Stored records
---+---

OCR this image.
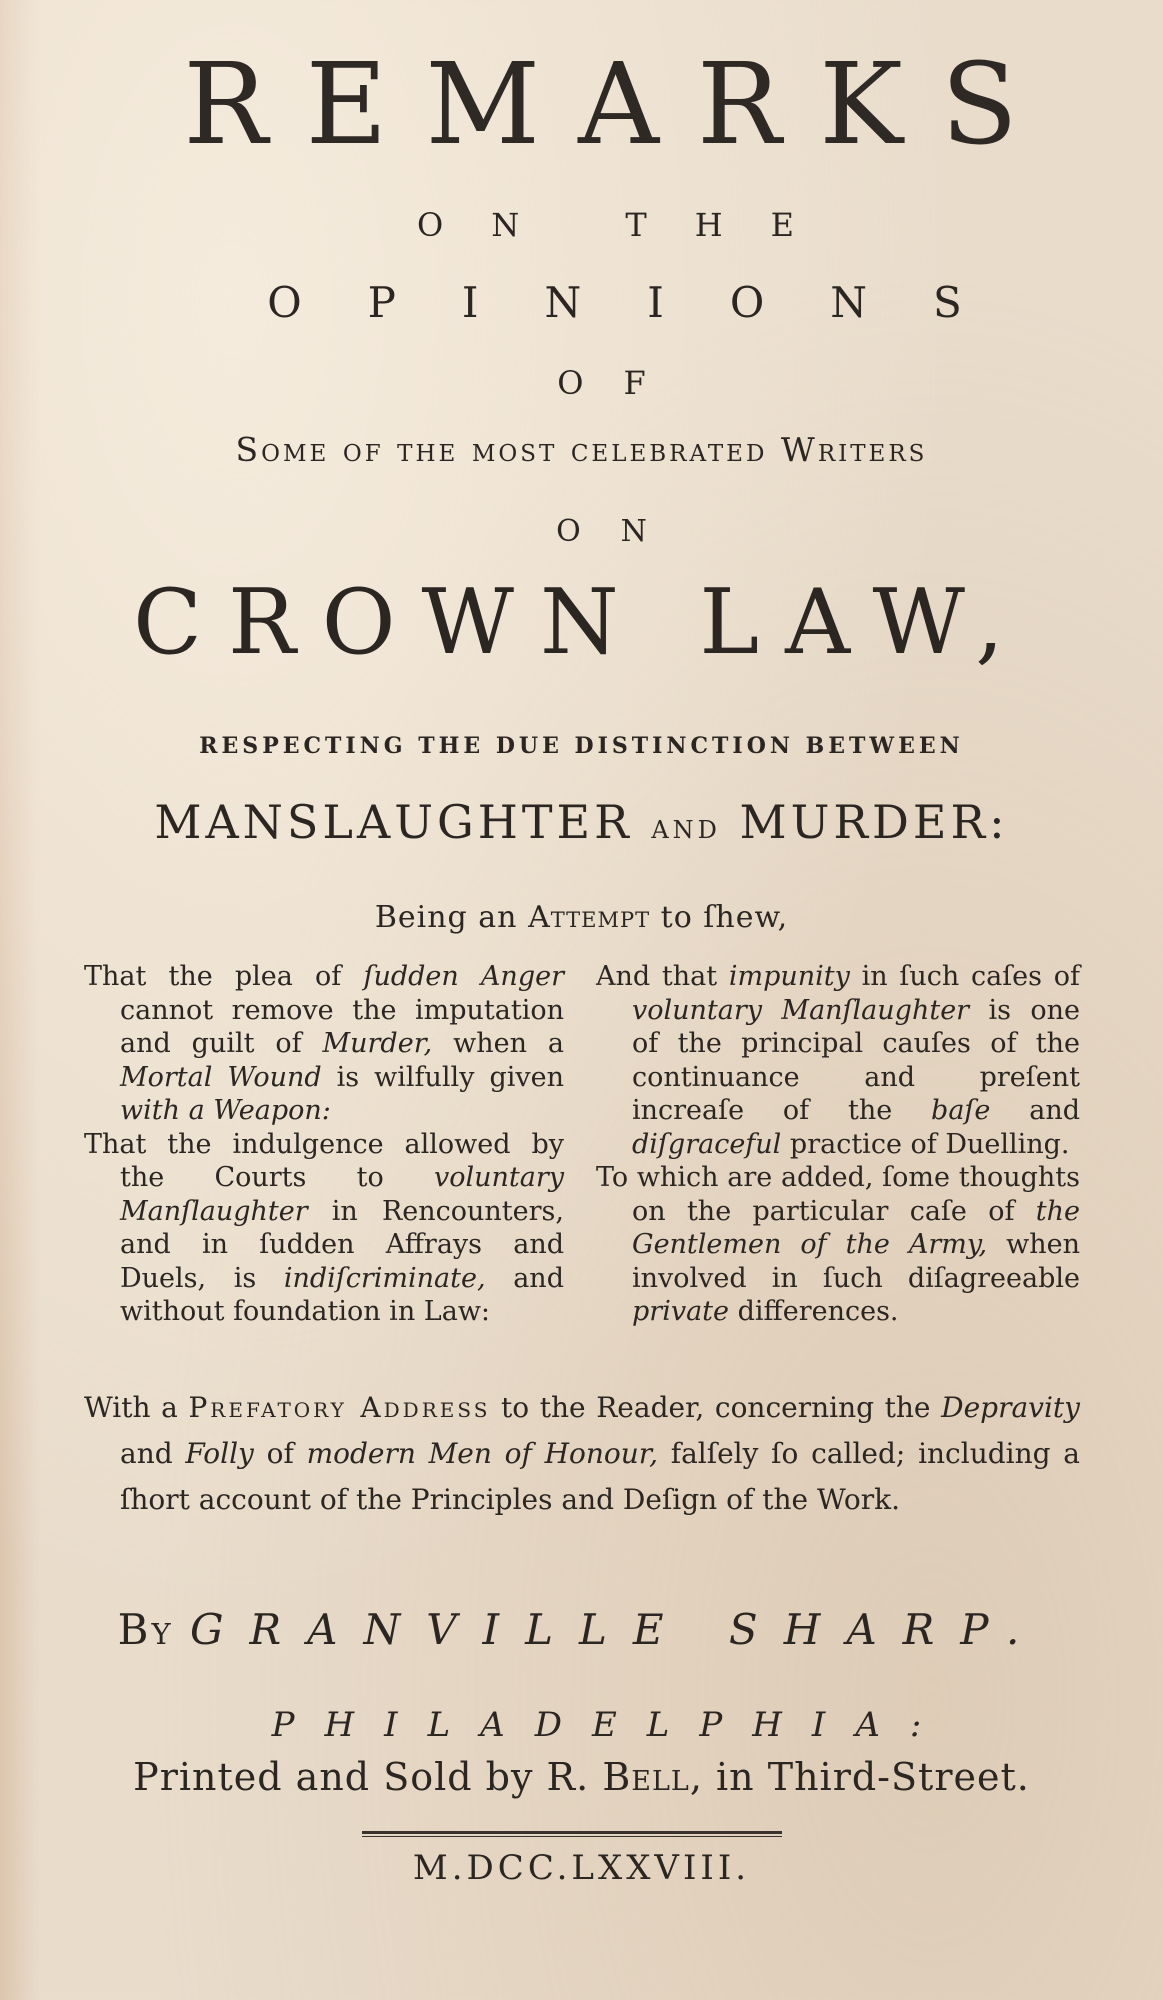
REMARKS
ON THE
OPINIONS
OF
Some of the most celebrated Writers
ON
CROWN LAW,
RESPECTING THE DUE DISTINCTION BETWEEN
MANSLAUGHTER and MURDER:
Being an Attempt to ſhew,

That the plea of ſudden Anger cannot remove the imputation and guilt of Murder, when a Mortal Wound is wilfully given with a Weapon:

That the indulgence allowed by the Courts to voluntary Manſlaughter in Rencounters, and in ſudden Affrays and Duels, is indiſcriminate, and without foundation in Law:

And that impunity in ſuch caſes of voluntary Manſlaughter is one of the principal cauſes of the continuance and preſent increaſe of the baſe and diſgraceful practice of Duelling.

To which are added, ſome thoughts on the particular caſe of the Gentlemen of the Army, when involved in ſuch diſagreeable private differences.

With a Prefatory Address to the Reader, concerning the Depravity and Folly of modern Men of Honour, falſely ſo called; including a ſhort account of the Principles and Deſign of the Work.

By GRANVILLE SHARP.
PHILADELPHIA:
Printed and Sold by R. Bell, in Third-Street.
M.DCC.LXXVIII.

---+---

Transcribe the records verbatim and omit the images.

- _Answer to the exercise_:
OCR this image.
REMARKS
ON THE
OPINIONS
OF
Some of the most celebrated Writers
ON
CROWN LAW,
RESPECTING THE DUE DISTINCTION BETWEEN
MANSLAUGHTER and MURDER:
Being an Attempt to ſhew,

That the plea of ſudden Anger cannot remove the imputation and guilt of Murder, when a Mortal Wound is wilfully given with a Weapon:

That the indulgence allowed by the Courts to voluntary Manſlaughter in Rencounters, and in ſudden Affrays and Duels, is indiſcriminate, and without foundation in Law:

And that impunity in ſuch caſes of voluntary Manſlaughter is one of the principal cauſes of the continuance and preſent increaſe of the baſe and diſgraceful practice of Duelling.

To which are added, ſome thoughts on the particular caſe of the Gentlemen of the Army, when involved in ſuch diſagreeable private differences.

With a Prefatory Address to the Reader, concerning the Depravity and Folly of modern Men of Honour, falſely ſo called; including a ſhort account of the Principles and Deſign of the Work.

By GRANVILLE SHARP.
PHILADELPHIA:
Printed and Sold by R. Bell, in Third-Street.
M.DCC.LXXVIII.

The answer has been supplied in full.